▶ EXERCISE REQUIREMENTS
From the entries below, copy every line where the string "true" appears.
_ _ _ _
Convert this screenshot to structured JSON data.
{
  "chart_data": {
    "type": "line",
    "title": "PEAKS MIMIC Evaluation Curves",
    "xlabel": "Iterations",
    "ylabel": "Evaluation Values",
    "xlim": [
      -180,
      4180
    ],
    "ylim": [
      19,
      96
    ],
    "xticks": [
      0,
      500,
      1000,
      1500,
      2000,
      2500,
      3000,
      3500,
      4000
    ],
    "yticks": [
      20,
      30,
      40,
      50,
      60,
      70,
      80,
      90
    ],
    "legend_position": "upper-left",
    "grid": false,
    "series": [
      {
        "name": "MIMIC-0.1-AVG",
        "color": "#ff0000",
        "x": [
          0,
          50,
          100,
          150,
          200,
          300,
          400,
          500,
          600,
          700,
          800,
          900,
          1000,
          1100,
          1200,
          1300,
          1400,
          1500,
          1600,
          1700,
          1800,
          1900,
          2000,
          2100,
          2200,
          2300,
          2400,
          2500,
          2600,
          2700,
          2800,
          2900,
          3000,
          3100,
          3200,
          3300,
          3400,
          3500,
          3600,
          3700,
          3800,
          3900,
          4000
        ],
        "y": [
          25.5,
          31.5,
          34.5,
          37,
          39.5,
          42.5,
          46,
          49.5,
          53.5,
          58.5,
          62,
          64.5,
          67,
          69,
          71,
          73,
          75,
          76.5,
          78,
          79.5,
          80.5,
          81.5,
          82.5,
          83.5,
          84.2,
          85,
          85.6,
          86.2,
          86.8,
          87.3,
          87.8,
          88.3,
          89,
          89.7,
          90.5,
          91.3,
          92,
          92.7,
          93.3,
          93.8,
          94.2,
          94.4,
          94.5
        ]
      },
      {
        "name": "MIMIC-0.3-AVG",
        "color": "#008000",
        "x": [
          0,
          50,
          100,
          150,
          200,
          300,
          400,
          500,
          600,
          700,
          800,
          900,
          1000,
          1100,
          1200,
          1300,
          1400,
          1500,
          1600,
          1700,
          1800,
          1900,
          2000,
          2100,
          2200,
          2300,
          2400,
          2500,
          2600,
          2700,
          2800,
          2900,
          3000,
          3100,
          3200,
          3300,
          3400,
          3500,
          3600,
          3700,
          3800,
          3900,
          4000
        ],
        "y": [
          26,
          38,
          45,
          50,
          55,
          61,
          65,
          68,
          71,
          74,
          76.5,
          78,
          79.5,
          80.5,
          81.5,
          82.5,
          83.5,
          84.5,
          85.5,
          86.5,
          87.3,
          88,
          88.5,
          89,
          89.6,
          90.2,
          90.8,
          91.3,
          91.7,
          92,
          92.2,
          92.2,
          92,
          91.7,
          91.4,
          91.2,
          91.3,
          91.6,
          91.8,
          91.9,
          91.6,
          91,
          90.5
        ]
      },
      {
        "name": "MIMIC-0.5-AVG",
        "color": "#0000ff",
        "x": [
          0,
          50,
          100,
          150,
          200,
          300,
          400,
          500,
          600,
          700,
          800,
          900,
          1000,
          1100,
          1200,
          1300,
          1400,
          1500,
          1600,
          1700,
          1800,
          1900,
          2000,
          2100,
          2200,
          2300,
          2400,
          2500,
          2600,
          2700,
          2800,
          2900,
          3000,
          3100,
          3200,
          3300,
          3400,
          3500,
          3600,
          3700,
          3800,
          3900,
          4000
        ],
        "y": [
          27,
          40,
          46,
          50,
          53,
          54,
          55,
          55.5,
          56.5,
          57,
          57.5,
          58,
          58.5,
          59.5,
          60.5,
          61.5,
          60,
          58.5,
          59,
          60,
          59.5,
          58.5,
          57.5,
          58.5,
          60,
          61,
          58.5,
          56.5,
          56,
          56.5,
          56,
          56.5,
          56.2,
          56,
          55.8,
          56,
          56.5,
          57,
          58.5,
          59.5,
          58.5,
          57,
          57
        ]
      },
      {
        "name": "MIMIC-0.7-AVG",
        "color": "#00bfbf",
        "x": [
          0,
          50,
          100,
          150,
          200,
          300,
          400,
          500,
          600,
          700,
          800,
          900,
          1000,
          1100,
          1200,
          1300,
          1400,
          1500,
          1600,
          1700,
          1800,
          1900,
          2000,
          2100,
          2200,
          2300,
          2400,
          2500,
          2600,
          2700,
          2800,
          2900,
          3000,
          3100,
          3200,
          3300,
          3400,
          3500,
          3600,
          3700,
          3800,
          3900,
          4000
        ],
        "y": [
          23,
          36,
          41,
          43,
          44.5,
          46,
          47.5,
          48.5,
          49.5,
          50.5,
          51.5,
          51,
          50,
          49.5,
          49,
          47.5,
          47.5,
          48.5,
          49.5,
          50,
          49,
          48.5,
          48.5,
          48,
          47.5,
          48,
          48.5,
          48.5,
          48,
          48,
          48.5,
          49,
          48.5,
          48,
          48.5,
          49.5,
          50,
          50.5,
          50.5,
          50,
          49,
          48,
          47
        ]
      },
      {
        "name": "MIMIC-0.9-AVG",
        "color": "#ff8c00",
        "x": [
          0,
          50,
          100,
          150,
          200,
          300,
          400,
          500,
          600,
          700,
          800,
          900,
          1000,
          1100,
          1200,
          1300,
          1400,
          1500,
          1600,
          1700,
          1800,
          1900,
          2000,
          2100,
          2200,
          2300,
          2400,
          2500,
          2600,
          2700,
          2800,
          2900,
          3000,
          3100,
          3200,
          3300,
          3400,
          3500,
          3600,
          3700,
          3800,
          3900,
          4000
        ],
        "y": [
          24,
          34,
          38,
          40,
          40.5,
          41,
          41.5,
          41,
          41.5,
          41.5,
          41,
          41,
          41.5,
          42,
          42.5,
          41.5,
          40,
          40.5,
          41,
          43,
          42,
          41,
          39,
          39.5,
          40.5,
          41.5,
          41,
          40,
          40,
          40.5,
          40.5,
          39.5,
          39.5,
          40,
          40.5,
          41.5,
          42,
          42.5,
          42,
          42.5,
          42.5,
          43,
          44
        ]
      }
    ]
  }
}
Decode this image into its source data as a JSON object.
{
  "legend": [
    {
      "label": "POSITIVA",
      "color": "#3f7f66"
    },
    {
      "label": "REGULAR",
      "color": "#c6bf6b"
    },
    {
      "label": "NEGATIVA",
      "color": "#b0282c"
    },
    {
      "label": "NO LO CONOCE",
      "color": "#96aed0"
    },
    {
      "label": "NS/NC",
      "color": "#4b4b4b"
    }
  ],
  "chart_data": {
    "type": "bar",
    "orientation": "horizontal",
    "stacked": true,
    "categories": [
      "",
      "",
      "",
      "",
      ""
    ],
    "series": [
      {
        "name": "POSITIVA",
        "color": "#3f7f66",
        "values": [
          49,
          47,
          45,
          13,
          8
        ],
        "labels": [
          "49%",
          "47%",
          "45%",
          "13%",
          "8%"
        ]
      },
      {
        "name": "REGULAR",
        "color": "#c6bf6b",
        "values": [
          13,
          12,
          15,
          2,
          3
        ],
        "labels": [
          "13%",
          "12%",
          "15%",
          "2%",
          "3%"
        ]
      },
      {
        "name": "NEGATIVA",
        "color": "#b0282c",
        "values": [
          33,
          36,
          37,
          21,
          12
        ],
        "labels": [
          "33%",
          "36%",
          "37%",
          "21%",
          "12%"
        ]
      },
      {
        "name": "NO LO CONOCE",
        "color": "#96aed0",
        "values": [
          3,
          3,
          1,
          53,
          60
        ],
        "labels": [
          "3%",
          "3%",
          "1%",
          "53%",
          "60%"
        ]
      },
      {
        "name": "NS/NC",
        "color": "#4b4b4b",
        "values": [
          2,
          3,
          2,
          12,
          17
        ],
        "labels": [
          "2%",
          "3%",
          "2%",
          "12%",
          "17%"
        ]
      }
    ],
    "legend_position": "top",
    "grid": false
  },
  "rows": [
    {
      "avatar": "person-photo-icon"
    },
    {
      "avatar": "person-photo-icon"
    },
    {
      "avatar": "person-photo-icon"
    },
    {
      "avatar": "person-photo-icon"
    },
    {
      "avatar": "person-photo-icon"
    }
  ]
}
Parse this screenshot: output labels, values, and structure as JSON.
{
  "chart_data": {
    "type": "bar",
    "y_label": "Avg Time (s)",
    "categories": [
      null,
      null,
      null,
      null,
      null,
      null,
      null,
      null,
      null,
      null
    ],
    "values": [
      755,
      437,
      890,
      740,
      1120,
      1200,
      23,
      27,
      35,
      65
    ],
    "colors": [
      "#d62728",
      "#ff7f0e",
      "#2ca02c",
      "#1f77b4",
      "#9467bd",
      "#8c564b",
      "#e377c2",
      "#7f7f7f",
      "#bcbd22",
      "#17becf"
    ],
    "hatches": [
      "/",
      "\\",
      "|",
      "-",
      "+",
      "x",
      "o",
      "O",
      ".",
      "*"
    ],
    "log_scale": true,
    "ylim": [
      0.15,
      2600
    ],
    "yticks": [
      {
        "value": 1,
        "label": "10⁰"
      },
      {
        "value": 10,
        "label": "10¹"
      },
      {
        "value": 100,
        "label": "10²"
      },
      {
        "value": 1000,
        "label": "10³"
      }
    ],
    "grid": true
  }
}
_ _ _ _
▶ EXPECTED ANSWER
    "stacked": true,
    "log_scale": true,
    "grid": true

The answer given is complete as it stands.